### Zitierter Auszug
------------------------------------------------

When I Get Through (One Little Indipendent)

Singer-Songwriter:in Breymer aus Minnesota hat ihre ersten zwei Alben unter ihrem bürgerlichen Namen Sarah Walk veröffentlicht. Nach einer Brustangleichung entschied sich Sarah, für ihre Musikkarriere nunmehr ihren zweiten Namen Breymer zu verwenden, der deutlich androgyner wirkt. Auf „When I Get Through“ teilt Breymer seine tiefsten Gefühle mit dem Publikum. Breymer erzählt in magischen, fragilen und einfühlsamen Alternative-Folk-Songs die Geschichte der eigenen Transition und der Suche nach dem wahren Ich.

------------------------------------------------

### Gespeicherte Daten
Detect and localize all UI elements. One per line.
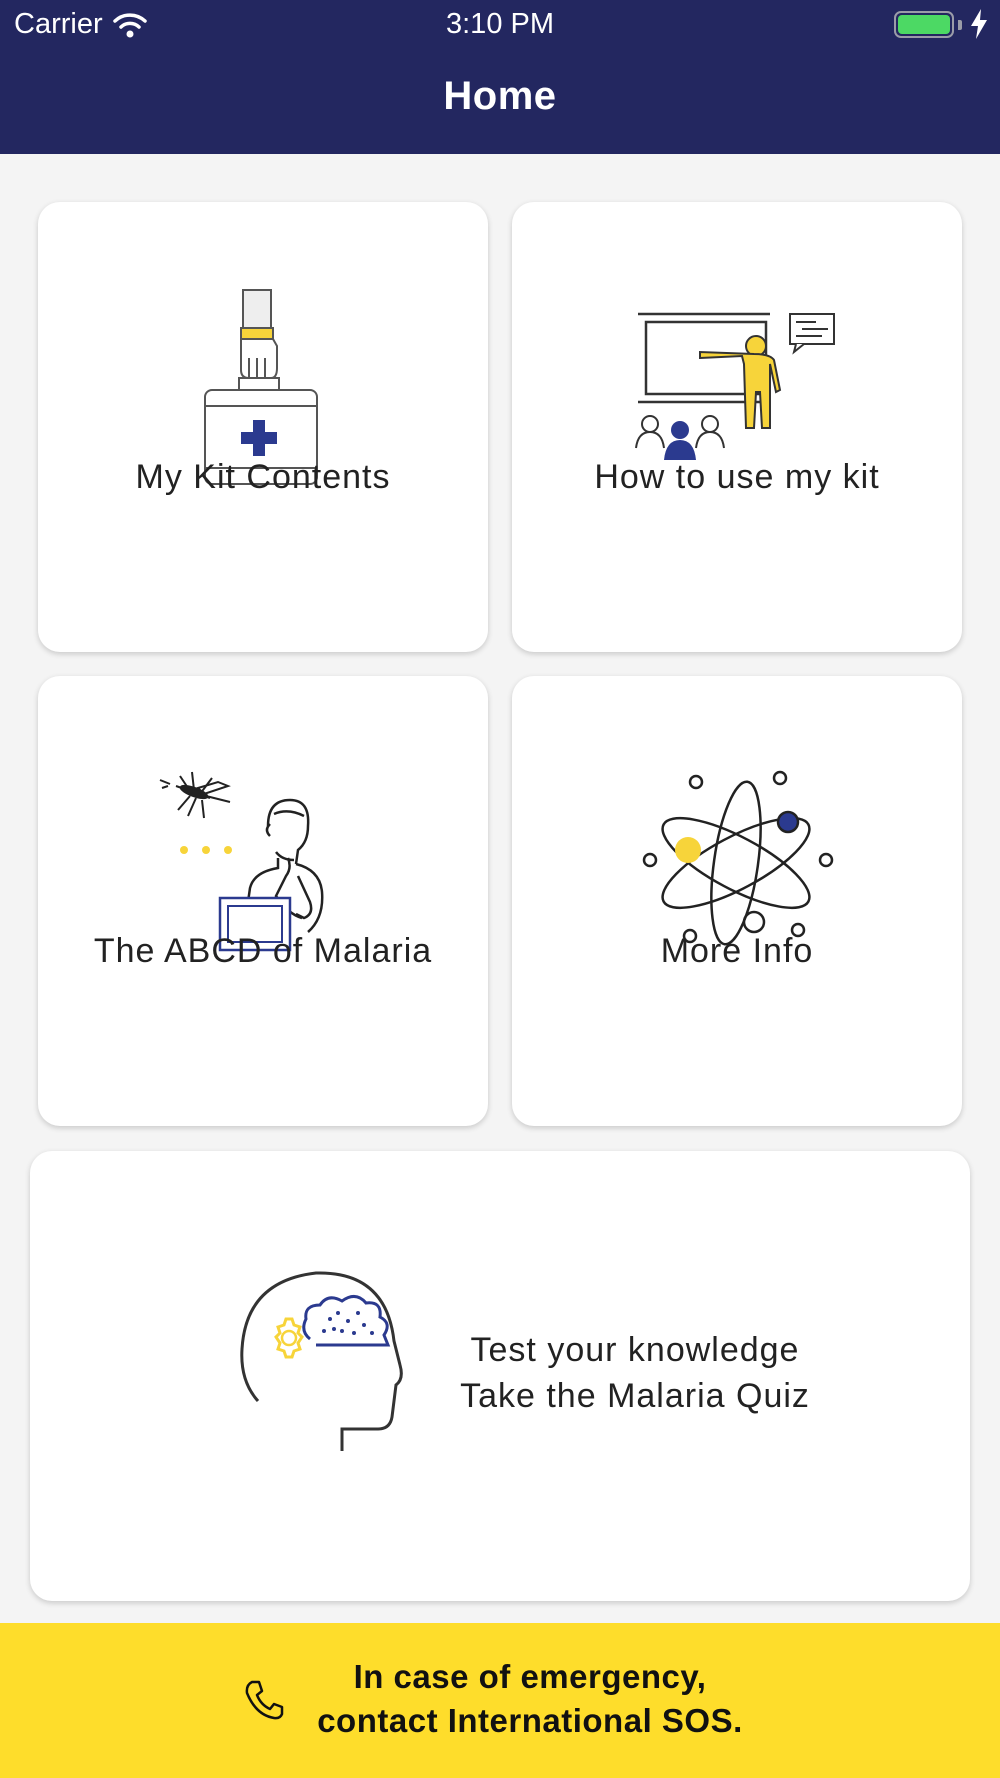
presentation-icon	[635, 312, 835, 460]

------------------------------------------------

### Aufgabenbeschreibung
Ersetze im Auszug über Breymers Album „magischen“ durch „zauberhaften“ und gib dabei alles von „When I Get Through (One“ bis hinunter zu „dem wahren Ich.“ wieder.

### Ergebnis der Aufgabe
When I Get Through (One Little Indipendent)

Singer-Songwriter:in Breymer aus Minnesota hat ihre ersten zwei Alben unter ihrem bürgerlichen Namen Sarah Walk veröffentlicht. Nach einer Brustangleichung entschied sich Sarah, für ihre Musikkarriere nunmehr ihren zweiten Namen Breymer zu verwenden, der deutlich androgyner wirkt. Auf „When I Get Through“ teilt Breymer seine tiefsten Gefühle mit dem Publikum. Breymer erzählt in zauberhaften, fragilen und einfühlsamen Alternative-Folk-Songs die Geschichte der eigenen Transition und der Suche nach dem wahren Ich.